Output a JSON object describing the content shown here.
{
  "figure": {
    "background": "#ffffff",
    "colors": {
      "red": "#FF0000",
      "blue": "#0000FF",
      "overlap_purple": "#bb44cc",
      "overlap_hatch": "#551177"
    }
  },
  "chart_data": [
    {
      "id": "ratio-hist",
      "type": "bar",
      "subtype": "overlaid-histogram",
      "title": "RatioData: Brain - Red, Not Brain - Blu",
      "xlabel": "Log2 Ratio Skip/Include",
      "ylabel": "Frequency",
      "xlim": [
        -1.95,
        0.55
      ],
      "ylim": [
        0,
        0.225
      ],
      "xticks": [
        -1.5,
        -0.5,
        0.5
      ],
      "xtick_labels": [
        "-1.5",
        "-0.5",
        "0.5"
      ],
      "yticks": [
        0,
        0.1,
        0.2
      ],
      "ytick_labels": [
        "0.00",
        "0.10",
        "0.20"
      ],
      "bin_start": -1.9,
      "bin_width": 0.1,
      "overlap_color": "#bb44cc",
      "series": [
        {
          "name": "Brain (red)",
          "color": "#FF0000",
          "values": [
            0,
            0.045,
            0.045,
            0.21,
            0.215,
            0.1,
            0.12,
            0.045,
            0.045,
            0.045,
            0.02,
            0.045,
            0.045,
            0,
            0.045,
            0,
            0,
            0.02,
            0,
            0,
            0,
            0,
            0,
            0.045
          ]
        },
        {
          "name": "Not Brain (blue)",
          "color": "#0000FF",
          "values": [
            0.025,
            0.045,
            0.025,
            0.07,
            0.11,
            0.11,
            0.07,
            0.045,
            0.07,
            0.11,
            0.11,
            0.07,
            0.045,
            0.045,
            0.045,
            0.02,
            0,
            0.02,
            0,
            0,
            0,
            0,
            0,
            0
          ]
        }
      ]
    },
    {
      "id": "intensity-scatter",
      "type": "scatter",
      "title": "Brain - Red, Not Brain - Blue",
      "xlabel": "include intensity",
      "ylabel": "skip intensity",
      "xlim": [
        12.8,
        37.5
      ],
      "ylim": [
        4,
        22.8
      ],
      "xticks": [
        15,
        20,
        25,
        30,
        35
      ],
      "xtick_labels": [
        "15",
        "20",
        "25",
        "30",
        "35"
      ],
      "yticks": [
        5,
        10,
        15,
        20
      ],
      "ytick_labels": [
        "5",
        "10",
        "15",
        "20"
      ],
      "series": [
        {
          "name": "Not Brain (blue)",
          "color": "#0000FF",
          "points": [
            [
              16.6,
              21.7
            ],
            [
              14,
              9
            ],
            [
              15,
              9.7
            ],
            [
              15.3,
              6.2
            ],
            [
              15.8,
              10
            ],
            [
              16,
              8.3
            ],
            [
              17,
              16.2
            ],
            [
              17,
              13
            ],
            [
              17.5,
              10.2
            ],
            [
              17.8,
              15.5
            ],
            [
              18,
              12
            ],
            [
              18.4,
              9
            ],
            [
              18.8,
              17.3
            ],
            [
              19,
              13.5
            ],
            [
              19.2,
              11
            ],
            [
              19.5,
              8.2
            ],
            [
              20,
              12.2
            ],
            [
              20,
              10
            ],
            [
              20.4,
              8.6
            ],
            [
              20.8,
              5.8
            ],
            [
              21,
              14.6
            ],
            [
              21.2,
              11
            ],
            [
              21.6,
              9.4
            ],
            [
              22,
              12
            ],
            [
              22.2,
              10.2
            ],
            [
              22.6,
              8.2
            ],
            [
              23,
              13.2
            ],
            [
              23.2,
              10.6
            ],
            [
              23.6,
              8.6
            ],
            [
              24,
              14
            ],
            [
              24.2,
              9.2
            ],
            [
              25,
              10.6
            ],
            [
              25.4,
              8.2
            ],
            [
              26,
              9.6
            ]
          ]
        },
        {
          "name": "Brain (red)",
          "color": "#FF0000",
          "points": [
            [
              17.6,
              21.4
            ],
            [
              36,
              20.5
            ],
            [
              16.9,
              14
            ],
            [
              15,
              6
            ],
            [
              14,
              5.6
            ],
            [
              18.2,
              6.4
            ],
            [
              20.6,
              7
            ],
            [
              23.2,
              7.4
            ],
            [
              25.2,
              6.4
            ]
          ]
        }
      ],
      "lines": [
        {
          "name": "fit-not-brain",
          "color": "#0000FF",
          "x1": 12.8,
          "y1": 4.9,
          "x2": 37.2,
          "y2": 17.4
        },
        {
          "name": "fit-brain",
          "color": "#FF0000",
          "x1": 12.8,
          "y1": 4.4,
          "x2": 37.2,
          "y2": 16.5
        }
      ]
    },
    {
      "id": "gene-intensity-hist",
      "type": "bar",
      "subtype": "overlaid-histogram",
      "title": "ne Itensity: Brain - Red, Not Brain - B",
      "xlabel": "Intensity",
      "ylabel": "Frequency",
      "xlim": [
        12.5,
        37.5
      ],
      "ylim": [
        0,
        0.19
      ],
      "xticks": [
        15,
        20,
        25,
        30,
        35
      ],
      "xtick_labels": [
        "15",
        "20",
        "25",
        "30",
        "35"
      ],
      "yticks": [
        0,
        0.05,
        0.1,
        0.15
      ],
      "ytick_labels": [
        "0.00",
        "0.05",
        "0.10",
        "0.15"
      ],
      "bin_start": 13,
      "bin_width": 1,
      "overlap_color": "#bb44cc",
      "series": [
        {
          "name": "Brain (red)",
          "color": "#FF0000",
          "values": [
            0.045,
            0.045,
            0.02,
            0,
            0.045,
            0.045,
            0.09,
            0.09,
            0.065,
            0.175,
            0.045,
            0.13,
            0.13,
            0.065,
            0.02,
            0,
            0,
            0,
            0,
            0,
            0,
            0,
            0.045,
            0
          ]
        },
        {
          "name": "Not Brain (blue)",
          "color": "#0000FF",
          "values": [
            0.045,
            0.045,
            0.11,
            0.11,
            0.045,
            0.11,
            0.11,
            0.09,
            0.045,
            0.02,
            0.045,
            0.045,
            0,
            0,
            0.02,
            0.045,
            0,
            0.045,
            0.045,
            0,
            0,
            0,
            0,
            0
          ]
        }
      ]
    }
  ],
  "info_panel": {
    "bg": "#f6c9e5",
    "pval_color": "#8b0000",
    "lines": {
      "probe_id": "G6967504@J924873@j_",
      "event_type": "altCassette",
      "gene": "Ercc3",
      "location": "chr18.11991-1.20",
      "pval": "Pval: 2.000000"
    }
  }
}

TASK STATEMENT ▸ Make a verbatim copy of every entry shown above.

IN RESPONSE ▸
Output a JSON object describing the content shown here.
{
  "figure": {
    "background": "#ffffff",
    "colors": {
      "red": "#FF0000",
      "blue": "#0000FF",
      "overlap_purple": "#bb44cc",
      "overlap_hatch": "#551177"
    }
  },
  "chart_data": [
    {
      "id": "ratio-hist",
      "type": "bar",
      "subtype": "overlaid-histogram",
      "title": "RatioData: Brain - Red, Not Brain - Blu",
      "xlabel": "Log2 Ratio Skip/Include",
      "ylabel": "Frequency",
      "xlim": [
        -1.95,
        0.55
      ],
      "ylim": [
        0,
        0.225
      ],
      "xticks": [
        -1.5,
        -0.5,
        0.5
      ],
      "xtick_labels": [
        "-1.5",
        "-0.5",
        "0.5"
      ],
      "yticks": [
        0,
        0.1,
        0.2
      ],
      "ytick_labels": [
        "0.00",
        "0.10",
        "0.20"
      ],
      "bin_start": -1.9,
      "bin_width": 0.1,
      "overlap_color": "#bb44cc",
      "series": [
        {
          "name": "Brain (red)",
          "color": "#FF0000",
          "values": [
            0,
            0.045,
            0.045,
            0.21,
            0.215,
            0.1,
            0.12,
            0.045,
            0.045,
            0.045,
            0.02,
            0.045,
            0.045,
            0,
            0.045,
            0,
            0,
            0.02,
            0,
            0,
            0,
            0,
            0,
            0.045
          ]
        },
        {
          "name": "Not Brain (blue)",
          "color": "#0000FF",
          "values": [
            0.025,
            0.045,
            0.025,
            0.07,
            0.11,
            0.11,
            0.07,
            0.045,
            0.07,
            0.11,
            0.11,
            0.07,
            0.045,
            0.045,
            0.045,
            0.02,
            0,
            0.02,
            0,
            0,
            0,
            0,
            0,
            0
          ]
        }
      ]
    },
    {
      "id": "intensity-scatter",
      "type": "scatter",
      "title": "Brain - Red, Not Brain - Blue",
      "xlabel": "include intensity",
      "ylabel": "skip intensity",
      "xlim": [
        12.8,
        37.5
      ],
      "ylim": [
        4,
        22.8
      ],
      "xticks": [
        15,
        20,
        25,
        30,
        35
      ],
      "xtick_labels": [
        "15",
        "20",
        "25",
        "30",
        "35"
      ],
      "yticks": [
        5,
        10,
        15,
        20
      ],
      "ytick_labels": [
        "5",
        "10",
        "15",
        "20"
      ],
      "series": [
        {
          "name": "Not Brain (blue)",
          "color": "#0000FF",
          "points": [
            [
              16.6,
              21.7
            ],
            [
              14,
              9
            ],
            [
              15,
              9.7
            ],
            [
              15.3,
              6.2
            ],
            [
              15.8,
              10
            ],
            [
              16,
              8.3
            ],
            [
              17,
              16.2
            ],
            [
              17,
              13
            ],
            [
              17.5,
              10.2
            ],
            [
              17.8,
              15.5
            ],
            [
              18,
              12
            ],
            [
              18.4,
              9
            ],
            [
              18.8,
              17.3
            ],
            [
              19,
              13.5
            ],
            [
              19.2,
              11
            ],
            [
              19.5,
              8.2
            ],
            [
              20,
              12.2
            ],
            [
              20,
              10
            ],
            [
              20.4,
              8.6
            ],
            [
              20.8,
              5.8
            ],
            [
              21,
              14.6
            ],
            [
              21.2,
              11
            ],
            [
              21.6,
              9.4
            ],
            [
              22,
              12
            ],
            [
              22.2,
              10.2
            ],
            [
              22.6,
              8.2
            ],
            [
              23,
              13.2
            ],
            [
              23.2,
              10.6
            ],
            [
              23.6,
              8.6
            ],
            [
              24,
              14
            ],
            [
              24.2,
              9.2
            ],
            [
              25,
              10.6
            ],
            [
              25.4,
              8.2
            ],
            [
              26,
              9.6
            ]
          ]
        },
        {
          "name": "Brain (red)",
          "color": "#FF0000",
          "points": [
            [
              17.6,
              21.4
            ],
            [
              36,
              20.5
            ],
            [
              16.9,
              14
            ],
            [
              15,
              6
            ],
            [
              14,
              5.6
            ],
            [
              18.2,
              6.4
            ],
            [
              20.6,
              7
            ],
            [
              23.2,
              7.4
            ],
            [
              25.2,
              6.4
            ]
          ]
        }
      ],
      "lines": [
        {
          "name": "fit-not-brain",
          "color": "#0000FF",
          "x1": 12.8,
          "y1": 4.9,
          "x2": 37.2,
          "y2": 17.4
        },
        {
          "name": "fit-brain",
          "color": "#FF0000",
          "x1": 12.8,
          "y1": 4.4,
          "x2": 37.2,
          "y2": 16.5
        }
      ]
    },
    {
      "id": "gene-intensity-hist",
      "type": "bar",
      "subtype": "overlaid-histogram",
      "title": "ne Itensity: Brain - Red, Not Brain - B",
      "xlabel": "Intensity",
      "ylabel": "Frequency",
      "xlim": [
        12.5,
        37.5
      ],
      "ylim": [
        0,
        0.19
      ],
      "xticks": [
        15,
        20,
        25,
        30,
        35
      ],
      "xtick_labels": [
        "15",
        "20",
        "25",
        "30",
        "35"
      ],
      "yticks": [
        0,
        0.05,
        0.1,
        0.15
      ],
      "ytick_labels": [
        "0.00",
        "0.05",
        "0.10",
        "0.15"
      ],
      "bin_start": 13,
      "bin_width": 1,
      "overlap_color": "#bb44cc",
      "series": [
        {
          "name": "Brain (red)",
          "color": "#FF0000",
          "values": [
            0.045,
            0.045,
            0.02,
            0,
            0.045,
            0.045,
            0.09,
            0.09,
            0.065,
            0.175,
            0.045,
            0.13,
            0.13,
            0.065,
            0.02,
            0,
            0,
            0,
            0,
            0,
            0,
            0,
            0.045,
            0
          ]
        },
        {
          "name": "Not Brain (blue)",
          "color": "#0000FF",
          "values": [
            0.045,
            0.045,
            0.11,
            0.11,
            0.045,
            0.11,
            0.11,
            0.09,
            0.045,
            0.02,
            0.045,
            0.045,
            0,
            0,
            0.02,
            0.045,
            0,
            0.045,
            0.045,
            0,
            0,
            0,
            0,
            0
          ]
        }
      ]
    }
  ],
  "info_panel": {
    "bg": "#f6c9e5",
    "pval_color": "#8b0000",
    "lines": {
      "probe_id": "G6967504@J924873@j_",
      "event_type": "altCassette",
      "gene": "Ercc3",
      "location": "chr18.11991-1.20",
      "pval": "Pval: 2.000000"
    }
  }
}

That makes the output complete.